Dataset items
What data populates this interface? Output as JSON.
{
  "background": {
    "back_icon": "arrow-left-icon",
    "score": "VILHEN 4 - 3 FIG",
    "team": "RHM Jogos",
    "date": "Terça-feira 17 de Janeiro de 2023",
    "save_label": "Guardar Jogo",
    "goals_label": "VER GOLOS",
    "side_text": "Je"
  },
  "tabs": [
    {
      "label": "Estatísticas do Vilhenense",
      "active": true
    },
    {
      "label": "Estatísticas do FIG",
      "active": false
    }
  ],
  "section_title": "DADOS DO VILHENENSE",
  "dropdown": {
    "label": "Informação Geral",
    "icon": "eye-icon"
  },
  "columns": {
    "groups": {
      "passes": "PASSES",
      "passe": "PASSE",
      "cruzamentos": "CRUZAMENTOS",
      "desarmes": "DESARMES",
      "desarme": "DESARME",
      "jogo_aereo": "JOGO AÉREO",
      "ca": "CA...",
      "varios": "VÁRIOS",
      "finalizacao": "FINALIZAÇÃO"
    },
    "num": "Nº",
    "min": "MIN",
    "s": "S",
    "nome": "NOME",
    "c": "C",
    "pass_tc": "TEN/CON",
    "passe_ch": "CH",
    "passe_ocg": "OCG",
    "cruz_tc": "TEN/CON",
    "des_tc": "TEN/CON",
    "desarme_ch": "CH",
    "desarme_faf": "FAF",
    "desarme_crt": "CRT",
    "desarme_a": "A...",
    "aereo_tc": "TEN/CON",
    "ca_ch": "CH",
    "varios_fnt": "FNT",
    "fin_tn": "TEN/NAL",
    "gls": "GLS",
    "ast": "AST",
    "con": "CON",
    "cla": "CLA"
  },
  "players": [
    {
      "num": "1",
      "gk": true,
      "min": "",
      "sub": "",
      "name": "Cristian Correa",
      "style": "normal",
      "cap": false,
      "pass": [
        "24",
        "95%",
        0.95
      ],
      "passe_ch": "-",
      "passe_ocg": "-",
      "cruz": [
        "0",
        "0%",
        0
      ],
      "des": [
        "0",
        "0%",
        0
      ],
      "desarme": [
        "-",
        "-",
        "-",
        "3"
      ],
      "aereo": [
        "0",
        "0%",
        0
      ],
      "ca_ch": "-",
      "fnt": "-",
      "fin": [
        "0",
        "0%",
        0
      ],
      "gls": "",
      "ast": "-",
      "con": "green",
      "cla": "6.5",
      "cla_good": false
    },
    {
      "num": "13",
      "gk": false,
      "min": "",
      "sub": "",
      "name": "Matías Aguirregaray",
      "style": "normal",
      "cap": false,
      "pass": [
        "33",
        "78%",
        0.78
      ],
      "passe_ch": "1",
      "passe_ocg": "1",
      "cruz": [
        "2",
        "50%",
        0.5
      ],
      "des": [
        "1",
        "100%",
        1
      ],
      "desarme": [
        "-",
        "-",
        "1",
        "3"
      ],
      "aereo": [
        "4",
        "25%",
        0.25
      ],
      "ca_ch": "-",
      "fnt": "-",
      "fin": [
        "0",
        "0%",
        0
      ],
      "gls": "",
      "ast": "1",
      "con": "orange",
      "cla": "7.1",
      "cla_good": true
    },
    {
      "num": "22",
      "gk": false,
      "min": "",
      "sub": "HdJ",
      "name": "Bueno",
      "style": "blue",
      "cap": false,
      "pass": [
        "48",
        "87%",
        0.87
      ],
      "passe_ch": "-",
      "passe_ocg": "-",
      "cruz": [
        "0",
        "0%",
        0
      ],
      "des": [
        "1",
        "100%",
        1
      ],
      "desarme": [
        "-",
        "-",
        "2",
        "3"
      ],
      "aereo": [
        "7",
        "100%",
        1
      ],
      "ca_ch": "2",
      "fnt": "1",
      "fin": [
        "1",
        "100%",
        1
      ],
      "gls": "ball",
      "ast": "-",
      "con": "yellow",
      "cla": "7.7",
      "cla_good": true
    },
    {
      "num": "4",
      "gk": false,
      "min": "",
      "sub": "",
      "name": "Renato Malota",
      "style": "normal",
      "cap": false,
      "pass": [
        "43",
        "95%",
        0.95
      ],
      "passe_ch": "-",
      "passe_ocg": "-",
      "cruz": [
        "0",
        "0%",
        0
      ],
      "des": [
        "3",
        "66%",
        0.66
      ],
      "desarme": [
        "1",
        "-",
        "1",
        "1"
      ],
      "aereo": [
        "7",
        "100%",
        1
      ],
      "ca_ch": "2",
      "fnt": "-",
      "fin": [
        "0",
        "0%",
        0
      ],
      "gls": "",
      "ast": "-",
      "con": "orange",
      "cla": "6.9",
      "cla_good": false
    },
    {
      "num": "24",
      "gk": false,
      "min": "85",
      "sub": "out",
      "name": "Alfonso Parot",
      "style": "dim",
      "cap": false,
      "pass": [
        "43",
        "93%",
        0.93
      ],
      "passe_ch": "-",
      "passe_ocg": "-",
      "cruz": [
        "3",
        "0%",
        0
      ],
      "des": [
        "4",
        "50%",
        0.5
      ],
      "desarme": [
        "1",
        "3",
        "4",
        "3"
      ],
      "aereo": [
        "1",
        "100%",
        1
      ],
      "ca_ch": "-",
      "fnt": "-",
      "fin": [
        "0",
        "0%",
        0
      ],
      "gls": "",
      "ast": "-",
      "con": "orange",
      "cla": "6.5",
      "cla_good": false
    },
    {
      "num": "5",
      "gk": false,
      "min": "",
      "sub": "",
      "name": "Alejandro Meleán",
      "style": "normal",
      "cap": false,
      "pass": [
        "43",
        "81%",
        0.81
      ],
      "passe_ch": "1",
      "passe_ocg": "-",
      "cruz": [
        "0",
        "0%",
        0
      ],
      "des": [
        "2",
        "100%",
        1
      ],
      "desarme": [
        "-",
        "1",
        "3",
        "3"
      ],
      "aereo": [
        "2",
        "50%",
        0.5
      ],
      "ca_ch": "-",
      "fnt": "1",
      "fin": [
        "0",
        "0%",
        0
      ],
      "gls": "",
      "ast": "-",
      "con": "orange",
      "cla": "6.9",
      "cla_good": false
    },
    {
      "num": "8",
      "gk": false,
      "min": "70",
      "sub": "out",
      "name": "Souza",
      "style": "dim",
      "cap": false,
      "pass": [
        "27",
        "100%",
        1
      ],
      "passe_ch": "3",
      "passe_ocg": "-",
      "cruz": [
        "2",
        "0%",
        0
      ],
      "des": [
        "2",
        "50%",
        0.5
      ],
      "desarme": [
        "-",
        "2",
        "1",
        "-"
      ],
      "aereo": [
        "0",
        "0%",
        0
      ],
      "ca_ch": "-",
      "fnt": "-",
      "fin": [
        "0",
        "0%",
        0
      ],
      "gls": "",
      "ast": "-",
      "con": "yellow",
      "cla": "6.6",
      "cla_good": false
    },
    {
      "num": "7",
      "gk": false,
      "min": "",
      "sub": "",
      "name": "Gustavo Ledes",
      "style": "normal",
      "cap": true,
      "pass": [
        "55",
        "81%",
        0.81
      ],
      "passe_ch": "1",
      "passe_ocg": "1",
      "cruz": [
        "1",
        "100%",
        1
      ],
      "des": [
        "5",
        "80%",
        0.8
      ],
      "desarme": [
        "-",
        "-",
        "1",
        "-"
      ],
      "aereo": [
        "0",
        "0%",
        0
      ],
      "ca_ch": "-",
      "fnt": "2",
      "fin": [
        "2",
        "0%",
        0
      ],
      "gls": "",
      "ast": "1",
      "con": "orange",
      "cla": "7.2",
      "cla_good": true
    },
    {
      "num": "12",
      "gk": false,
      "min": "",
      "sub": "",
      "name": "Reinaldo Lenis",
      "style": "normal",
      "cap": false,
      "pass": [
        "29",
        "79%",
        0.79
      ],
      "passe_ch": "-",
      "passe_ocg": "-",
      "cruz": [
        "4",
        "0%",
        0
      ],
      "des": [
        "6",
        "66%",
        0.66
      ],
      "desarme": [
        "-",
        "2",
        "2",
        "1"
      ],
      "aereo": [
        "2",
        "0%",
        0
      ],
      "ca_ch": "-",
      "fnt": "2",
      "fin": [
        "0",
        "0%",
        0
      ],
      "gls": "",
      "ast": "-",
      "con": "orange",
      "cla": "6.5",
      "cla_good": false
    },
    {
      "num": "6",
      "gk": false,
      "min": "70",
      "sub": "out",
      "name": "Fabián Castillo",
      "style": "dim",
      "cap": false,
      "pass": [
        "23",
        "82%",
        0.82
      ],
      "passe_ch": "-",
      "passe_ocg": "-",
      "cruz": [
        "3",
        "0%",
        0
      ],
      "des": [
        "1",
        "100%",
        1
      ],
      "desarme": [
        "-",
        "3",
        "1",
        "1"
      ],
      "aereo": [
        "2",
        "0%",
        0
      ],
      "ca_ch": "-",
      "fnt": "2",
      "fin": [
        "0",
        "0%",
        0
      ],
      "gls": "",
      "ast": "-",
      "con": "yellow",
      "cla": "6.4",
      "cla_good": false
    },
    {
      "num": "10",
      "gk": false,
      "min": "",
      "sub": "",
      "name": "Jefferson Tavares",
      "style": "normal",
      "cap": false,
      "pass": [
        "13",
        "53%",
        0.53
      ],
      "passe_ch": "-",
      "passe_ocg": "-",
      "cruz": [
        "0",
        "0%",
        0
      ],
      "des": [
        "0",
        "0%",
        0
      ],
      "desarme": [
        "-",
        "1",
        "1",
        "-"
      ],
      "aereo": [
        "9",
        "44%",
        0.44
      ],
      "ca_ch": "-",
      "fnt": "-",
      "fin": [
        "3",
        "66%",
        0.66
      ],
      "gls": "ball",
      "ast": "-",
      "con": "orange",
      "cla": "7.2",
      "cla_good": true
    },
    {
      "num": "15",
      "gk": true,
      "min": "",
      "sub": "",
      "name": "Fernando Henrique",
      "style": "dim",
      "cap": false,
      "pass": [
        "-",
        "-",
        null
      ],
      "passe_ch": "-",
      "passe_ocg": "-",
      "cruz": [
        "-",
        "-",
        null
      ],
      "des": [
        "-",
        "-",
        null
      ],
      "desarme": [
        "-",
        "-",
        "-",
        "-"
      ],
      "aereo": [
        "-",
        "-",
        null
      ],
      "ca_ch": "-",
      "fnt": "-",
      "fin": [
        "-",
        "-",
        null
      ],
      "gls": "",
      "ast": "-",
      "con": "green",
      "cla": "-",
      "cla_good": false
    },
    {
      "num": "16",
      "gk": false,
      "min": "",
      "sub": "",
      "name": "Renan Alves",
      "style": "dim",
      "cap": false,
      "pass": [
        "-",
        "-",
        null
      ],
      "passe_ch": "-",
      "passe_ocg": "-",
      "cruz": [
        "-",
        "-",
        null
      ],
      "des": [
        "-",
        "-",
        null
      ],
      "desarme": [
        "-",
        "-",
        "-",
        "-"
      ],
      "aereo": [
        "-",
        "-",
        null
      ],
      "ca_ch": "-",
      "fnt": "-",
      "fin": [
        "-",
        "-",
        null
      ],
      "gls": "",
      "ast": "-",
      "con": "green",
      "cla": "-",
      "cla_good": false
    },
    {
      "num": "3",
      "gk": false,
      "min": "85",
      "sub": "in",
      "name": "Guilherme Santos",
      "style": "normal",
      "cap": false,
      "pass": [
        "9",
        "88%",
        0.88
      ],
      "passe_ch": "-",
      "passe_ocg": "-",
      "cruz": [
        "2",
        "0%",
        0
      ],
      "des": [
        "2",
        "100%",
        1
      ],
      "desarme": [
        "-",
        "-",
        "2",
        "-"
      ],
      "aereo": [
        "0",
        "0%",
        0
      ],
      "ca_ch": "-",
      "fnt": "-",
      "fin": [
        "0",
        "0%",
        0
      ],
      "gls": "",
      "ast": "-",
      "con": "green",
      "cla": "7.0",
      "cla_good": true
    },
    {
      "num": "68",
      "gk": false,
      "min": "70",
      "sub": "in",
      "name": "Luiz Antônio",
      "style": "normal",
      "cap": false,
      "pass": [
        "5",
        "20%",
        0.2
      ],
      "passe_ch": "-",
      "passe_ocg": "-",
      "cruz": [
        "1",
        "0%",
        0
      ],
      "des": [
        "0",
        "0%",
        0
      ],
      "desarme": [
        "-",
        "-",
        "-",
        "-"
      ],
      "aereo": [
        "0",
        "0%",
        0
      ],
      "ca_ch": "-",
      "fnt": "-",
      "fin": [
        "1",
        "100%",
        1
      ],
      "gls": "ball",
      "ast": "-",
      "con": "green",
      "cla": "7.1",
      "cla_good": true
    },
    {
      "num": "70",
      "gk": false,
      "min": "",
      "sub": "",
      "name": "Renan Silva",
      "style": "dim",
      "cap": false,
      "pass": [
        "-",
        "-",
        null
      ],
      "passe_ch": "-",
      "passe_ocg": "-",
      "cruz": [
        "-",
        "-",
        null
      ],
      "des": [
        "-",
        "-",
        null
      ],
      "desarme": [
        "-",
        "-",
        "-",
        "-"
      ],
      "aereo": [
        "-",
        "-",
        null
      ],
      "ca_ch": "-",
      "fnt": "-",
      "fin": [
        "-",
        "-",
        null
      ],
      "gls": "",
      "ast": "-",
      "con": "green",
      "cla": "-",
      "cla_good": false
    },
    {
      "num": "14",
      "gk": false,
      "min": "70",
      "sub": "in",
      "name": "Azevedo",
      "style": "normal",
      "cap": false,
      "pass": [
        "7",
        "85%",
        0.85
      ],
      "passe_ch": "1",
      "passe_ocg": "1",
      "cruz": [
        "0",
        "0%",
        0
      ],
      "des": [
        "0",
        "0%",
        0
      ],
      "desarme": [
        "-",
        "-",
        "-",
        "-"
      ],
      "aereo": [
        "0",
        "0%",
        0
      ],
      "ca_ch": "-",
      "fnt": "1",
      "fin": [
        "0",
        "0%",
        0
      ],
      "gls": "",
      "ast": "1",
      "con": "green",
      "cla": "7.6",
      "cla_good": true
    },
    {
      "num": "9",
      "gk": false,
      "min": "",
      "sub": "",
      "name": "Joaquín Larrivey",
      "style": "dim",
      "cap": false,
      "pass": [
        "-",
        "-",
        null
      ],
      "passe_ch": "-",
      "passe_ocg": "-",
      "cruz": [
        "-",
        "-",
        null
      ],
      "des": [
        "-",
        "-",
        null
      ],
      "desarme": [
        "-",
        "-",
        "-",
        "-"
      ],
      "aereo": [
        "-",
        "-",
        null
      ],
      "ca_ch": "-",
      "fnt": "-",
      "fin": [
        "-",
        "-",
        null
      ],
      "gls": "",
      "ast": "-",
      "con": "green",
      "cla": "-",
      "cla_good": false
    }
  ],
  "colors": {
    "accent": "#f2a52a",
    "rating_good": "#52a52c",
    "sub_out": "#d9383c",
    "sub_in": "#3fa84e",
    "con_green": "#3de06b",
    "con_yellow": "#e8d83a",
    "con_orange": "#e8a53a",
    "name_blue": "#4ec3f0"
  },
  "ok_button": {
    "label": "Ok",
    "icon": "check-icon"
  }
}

> _Written task_
State the number of lines in these entries that include the string "Estatísticas". Provide nothing beyond that number.

> _Exercise solution_
2